_Available records_:
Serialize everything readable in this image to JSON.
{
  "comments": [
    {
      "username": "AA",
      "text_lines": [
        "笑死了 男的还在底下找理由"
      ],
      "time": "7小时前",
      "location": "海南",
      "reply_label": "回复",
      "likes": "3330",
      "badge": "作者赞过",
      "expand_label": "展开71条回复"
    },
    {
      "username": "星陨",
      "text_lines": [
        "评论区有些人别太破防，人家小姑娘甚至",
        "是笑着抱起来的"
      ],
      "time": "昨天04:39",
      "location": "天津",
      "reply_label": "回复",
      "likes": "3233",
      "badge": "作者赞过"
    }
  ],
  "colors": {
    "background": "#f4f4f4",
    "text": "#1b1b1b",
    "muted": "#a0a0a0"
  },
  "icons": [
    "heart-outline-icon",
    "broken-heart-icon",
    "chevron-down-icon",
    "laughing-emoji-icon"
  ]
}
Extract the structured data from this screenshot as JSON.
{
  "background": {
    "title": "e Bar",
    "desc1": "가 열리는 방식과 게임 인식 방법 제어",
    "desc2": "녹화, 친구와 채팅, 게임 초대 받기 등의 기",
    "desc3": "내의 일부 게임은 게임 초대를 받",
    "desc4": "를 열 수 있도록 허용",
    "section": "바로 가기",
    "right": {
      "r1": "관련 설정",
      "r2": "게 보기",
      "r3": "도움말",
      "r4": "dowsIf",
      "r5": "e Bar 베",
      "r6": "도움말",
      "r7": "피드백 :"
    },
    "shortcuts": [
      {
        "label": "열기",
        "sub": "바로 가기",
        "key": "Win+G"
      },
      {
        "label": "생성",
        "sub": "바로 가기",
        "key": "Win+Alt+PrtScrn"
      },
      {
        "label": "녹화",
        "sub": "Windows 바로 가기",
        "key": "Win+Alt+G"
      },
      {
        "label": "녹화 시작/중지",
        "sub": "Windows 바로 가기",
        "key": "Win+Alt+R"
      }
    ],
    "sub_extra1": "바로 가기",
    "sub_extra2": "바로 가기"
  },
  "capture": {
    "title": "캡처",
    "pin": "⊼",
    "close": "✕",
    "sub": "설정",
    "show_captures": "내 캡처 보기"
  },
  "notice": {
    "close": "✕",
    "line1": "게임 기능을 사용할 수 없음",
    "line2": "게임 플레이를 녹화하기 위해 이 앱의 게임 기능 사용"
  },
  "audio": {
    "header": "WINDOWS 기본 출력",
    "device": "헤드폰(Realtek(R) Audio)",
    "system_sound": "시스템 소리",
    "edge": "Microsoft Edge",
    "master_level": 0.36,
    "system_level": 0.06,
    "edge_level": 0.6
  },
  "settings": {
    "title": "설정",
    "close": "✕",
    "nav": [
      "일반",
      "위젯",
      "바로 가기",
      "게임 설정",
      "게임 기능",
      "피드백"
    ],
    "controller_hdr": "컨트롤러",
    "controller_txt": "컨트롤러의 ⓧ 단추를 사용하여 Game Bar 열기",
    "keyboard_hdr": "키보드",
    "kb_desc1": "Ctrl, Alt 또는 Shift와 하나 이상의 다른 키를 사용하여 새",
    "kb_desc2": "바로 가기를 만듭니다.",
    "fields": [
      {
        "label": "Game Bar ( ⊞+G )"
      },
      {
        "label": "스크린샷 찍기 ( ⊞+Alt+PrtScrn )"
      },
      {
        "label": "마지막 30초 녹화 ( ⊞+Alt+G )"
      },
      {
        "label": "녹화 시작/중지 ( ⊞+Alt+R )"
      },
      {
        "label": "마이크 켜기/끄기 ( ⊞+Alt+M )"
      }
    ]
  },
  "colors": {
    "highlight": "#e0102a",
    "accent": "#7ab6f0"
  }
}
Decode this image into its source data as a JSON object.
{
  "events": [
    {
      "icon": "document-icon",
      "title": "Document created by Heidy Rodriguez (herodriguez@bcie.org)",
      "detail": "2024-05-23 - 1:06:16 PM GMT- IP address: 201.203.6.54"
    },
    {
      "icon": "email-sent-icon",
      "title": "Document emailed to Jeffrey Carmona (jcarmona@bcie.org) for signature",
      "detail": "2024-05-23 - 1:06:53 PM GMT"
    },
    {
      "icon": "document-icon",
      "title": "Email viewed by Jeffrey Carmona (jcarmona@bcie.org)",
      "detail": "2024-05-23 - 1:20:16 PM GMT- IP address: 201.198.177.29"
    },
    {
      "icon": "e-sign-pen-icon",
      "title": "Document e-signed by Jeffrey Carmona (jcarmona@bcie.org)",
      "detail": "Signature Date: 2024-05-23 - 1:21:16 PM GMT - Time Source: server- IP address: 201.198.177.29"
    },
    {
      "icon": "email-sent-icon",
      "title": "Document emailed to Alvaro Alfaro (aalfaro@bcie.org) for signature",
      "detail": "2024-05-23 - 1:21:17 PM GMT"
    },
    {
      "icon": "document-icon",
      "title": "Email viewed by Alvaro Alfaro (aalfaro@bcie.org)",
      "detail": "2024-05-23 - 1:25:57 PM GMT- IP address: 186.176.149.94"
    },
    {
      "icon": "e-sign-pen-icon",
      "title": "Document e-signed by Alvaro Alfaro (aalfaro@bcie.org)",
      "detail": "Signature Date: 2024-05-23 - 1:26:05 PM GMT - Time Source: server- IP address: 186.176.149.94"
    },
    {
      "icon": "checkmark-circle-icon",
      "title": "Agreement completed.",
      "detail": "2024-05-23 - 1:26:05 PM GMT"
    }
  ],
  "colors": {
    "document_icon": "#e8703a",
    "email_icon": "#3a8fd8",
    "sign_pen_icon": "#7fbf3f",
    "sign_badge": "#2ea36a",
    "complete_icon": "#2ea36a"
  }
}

_Problem statement_:
Transcribe every entry exactly.

_Result of the task_:
Serialize everything readable in this image to JSON.
{
  "comments": [
    {
      "username": "AA",
      "text_lines": [
        "笑死了 男的还在底下找理由"
      ],
      "time": "7小时前",
      "location": "海南",
      "reply_label": "回复",
      "likes": "3330",
      "badge": "作者赞过",
      "expand_label": "展开71条回复"
    },
    {
      "username": "星陨",
      "text_lines": [
        "评论区有些人别太破防，人家小姑娘甚至",
        "是笑着抱起来的"
      ],
      "time": "昨天04:39",
      "location": "天津",
      "reply_label": "回复",
      "likes": "3233",
      "badge": "作者赞过"
    }
  ],
  "colors": {
    "background": "#f4f4f4",
    "text": "#1b1b1b",
    "muted": "#a0a0a0"
  },
  "icons": [
    "heart-outline-icon",
    "broken-heart-icon",
    "chevron-down-icon",
    "laughing-emoji-icon"
  ]
}
Extract the structured data from this screenshot as JSON.
{
  "background": {
    "title": "e Bar",
    "desc1": "가 열리는 방식과 게임 인식 방법 제어",
    "desc2": "녹화, 친구와 채팅, 게임 초대 받기 등의 기",
    "desc3": "내의 일부 게임은 게임 초대를 받",
    "desc4": "를 열 수 있도록 허용",
    "section": "바로 가기",
    "right": {
      "r1": "관련 설정",
      "r2": "게 보기",
      "r3": "도움말",
      "r4": "dowsIf",
      "r5": "e Bar 베",
      "r6": "도움말",
      "r7": "피드백 :"
    },
    "shortcuts": [
      {
        "label": "열기",
        "sub": "바로 가기",
        "key": "Win+G"
      },
      {
        "label": "생성",
        "sub": "바로 가기",
        "key": "Win+Alt+PrtScrn"
      },
      {
        "label": "녹화",
        "sub": "Windows 바로 가기",
        "key": "Win+Alt+G"
      },
      {
        "label": "녹화 시작/중지",
        "sub": "Windows 바로 가기",
        "key": "Win+Alt+R"
      }
    ],
    "sub_extra1": "바로 가기",
    "sub_extra2": "바로 가기"
  },
  "capture": {
    "title": "캡처",
    "pin": "⊼",
    "close": "✕",
    "sub": "설정",
    "show_captures": "내 캡처 보기"
  },
  "notice": {
    "close": "✕",
    "line1": "게임 기능을 사용할 수 없음",
    "line2": "게임 플레이를 녹화하기 위해 이 앱의 게임 기능 사용"
  },
  "audio": {
    "header": "WINDOWS 기본 출력",
    "device": "헤드폰(Realtek(R) Audio)",
    "system_sound": "시스템 소리",
    "edge": "Microsoft Edge",
    "master_level": 0.36,
    "system_level": 0.06,
    "edge_level": 0.6
  },
  "settings": {
    "title": "설정",
    "close": "✕",
    "nav": [
      "일반",
      "위젯",
      "바로 가기",
      "게임 설정",
      "게임 기능",
      "피드백"
    ],
    "controller_hdr": "컨트롤러",
    "controller_txt": "컨트롤러의 ⓧ 단추를 사용하여 Game Bar 열기",
    "keyboard_hdr": "키보드",
    "kb_desc1": "Ctrl, Alt 또는 Shift와 하나 이상의 다른 키를 사용하여 새",
    "kb_desc2": "바로 가기를 만듭니다.",
    "fields": [
      {
        "label": "Game Bar ( ⊞+G )"
      },
      {
        "label": "스크린샷 찍기 ( ⊞+Alt+PrtScrn )"
      },
      {
        "label": "마지막 30초 녹화 ( ⊞+Alt+G )"
      },
      {
        "label": "녹화 시작/중지 ( ⊞+Alt+R )"
      },
      {
        "label": "마이크 켜기/끄기 ( ⊞+Alt+M )"
      }
    ]
  },
  "colors": {
    "highlight": "#e0102a",
    "accent": "#7ab6f0"
  }
}
Decode this image into its source data as a JSON object.
{
  "events": [
    {
      "icon": "document-icon",
      "title": "Document created by Heidy Rodriguez (herodriguez@bcie.org)",
      "detail": "2024-05-23 - 1:06:16 PM GMT- IP address: 201.203.6.54"
    },
    {
      "icon": "email-sent-icon",
      "title": "Document emailed to Jeffrey Carmona (jcarmona@bcie.org) for signature",
      "detail": "2024-05-23 - 1:06:53 PM GMT"
    },
    {
      "icon": "document-icon",
      "title": "Email viewed by Jeffrey Carmona (jcarmona@bcie.org)",
      "detail": "2024-05-23 - 1:20:16 PM GMT- IP address: 201.198.177.29"
    },
    {
      "icon": "e-sign-pen-icon",
      "title": "Document e-signed by Jeffrey Carmona (jcarmona@bcie.org)",
      "detail": "Signature Date: 2024-05-23 - 1:21:16 PM GMT - Time Source: server- IP address: 201.198.177.29"
    },
    {
      "icon": "email-sent-icon",
      "title": "Document emailed to Alvaro Alfaro (aalfaro@bcie.org) for signature",
      "detail": "2024-05-23 - 1:21:17 PM GMT"
    },
    {
      "icon": "document-icon",
      "title": "Email viewed by Alvaro Alfaro (aalfaro@bcie.org)",
      "detail": "2024-05-23 - 1:25:57 PM GMT- IP address: 186.176.149.94"
    },
    {
      "icon": "e-sign-pen-icon",
      "title": "Document e-signed by Alvaro Alfaro (aalfaro@bcie.org)",
      "detail": "Signature Date: 2024-05-23 - 1:26:05 PM GMT - Time Source: server- IP address: 186.176.149.94"
    },
    {
      "icon": "checkmark-circle-icon",
      "title": "Agreement completed.",
      "detail": "2024-05-23 - 1:26:05 PM GMT"
    }
  ],
  "colors": {
    "document_icon": "#e8703a",
    "email_icon": "#3a8fd8",
    "sign_pen_icon": "#7fbf3f",
    "sign_badge": "#2ea36a",
    "complete_icon": "#2ea36a"
  }
}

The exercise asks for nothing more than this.